_LISTED ENTRIES_
* * * * * * * * *

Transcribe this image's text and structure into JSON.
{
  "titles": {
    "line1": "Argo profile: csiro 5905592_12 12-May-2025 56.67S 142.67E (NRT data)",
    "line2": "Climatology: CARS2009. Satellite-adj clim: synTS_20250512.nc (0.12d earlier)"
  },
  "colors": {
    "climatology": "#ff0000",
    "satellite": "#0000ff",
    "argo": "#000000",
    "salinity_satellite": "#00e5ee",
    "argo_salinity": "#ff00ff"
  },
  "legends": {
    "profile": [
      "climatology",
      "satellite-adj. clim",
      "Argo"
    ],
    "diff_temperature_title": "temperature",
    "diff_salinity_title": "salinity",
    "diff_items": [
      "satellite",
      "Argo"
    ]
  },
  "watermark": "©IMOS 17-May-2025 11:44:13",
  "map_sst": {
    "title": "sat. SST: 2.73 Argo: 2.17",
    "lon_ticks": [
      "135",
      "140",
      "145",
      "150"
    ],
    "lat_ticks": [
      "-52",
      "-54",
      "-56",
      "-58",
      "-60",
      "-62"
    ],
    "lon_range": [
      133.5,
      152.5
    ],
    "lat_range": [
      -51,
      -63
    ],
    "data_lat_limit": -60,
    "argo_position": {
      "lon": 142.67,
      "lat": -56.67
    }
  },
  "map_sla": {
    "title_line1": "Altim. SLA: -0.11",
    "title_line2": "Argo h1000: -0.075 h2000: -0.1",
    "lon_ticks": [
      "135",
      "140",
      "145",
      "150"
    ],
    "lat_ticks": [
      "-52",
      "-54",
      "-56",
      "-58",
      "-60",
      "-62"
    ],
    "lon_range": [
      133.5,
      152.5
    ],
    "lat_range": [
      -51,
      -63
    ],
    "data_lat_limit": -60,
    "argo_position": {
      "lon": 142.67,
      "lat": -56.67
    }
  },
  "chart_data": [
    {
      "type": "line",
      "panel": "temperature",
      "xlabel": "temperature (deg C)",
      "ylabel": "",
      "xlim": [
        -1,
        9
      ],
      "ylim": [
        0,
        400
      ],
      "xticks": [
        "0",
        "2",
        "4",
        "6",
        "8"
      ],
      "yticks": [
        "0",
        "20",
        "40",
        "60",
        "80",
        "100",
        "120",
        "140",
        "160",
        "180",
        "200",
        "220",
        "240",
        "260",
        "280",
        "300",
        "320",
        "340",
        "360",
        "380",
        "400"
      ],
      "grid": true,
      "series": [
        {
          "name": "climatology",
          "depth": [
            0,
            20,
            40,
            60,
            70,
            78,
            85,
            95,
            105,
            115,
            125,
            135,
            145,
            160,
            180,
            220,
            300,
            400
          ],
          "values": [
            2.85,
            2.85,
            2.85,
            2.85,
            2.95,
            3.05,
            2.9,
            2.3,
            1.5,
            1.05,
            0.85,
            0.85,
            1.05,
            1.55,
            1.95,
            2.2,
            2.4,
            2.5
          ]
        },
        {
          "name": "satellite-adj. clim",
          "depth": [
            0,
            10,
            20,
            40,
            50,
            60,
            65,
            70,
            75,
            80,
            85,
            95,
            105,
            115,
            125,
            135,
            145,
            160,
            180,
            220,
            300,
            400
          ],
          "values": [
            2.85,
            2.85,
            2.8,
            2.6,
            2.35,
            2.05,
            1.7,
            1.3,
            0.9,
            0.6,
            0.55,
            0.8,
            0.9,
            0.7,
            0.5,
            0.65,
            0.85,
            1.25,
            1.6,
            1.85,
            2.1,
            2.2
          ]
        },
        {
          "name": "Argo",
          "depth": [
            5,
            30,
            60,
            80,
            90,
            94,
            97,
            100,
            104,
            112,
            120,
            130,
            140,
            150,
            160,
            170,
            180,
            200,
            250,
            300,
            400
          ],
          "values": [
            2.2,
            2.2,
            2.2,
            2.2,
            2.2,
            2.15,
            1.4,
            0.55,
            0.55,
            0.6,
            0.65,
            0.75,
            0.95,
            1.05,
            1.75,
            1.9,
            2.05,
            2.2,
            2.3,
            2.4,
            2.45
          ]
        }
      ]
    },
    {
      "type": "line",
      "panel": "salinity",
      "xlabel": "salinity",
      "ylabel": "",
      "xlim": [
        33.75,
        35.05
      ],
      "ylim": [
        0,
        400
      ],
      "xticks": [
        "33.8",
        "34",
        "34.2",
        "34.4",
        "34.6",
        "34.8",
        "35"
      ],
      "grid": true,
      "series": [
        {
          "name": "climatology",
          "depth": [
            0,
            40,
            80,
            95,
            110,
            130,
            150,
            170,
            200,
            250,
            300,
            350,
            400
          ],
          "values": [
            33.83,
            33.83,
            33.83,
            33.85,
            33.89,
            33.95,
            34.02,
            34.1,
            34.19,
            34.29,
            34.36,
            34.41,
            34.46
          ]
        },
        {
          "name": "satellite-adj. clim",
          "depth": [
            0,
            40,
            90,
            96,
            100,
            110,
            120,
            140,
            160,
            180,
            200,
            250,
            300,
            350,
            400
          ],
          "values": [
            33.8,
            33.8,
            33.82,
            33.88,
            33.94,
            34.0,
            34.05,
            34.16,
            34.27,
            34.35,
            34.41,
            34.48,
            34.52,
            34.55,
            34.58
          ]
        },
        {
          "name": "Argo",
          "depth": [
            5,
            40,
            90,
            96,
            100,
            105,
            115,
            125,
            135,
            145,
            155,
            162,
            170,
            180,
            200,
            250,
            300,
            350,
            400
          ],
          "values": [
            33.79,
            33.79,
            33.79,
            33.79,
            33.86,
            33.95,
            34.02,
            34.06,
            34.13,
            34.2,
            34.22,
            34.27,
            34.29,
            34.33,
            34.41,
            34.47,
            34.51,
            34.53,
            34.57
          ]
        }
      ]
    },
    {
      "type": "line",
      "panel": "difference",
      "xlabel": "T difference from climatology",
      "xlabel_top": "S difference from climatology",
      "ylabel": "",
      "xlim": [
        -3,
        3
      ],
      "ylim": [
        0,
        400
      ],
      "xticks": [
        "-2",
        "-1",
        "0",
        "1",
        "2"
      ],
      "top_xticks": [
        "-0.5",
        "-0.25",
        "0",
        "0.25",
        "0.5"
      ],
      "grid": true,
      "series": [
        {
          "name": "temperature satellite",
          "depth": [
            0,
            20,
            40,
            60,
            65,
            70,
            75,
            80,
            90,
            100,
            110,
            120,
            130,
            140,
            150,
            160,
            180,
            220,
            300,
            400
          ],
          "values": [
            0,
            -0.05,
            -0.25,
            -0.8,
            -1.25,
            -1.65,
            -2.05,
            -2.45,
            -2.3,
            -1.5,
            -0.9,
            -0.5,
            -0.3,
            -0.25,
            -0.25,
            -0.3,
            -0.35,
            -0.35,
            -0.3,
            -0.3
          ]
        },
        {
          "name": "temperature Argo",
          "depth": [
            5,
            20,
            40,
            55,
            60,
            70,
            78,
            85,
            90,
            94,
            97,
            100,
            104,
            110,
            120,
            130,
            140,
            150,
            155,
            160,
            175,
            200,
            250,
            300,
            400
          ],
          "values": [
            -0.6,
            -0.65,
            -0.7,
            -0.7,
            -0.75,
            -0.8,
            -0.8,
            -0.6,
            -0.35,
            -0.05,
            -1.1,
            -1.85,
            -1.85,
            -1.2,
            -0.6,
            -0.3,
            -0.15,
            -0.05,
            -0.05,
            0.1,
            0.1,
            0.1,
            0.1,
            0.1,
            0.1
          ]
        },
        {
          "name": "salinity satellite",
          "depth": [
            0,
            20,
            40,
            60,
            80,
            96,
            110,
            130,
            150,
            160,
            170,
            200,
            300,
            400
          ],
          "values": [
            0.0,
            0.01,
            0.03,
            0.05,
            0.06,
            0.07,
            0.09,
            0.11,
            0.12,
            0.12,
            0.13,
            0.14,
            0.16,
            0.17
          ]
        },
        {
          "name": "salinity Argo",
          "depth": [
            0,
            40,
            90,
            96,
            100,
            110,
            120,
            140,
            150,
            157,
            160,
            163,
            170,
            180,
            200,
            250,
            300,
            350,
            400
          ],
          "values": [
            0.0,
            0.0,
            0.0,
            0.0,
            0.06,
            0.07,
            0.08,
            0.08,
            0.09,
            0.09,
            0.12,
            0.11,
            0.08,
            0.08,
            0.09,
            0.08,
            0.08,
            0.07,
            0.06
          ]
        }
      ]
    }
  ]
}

* * * * * * * * *

_DIRECTIVE_
Search the data for the string "profile" and copy each line where it appears.

_CORRECT RESULT_
    "line1": "Argo profile: csiro 5905592_12 12-May-2025 56.67S 142.67E (NRT data)",
    "profile": [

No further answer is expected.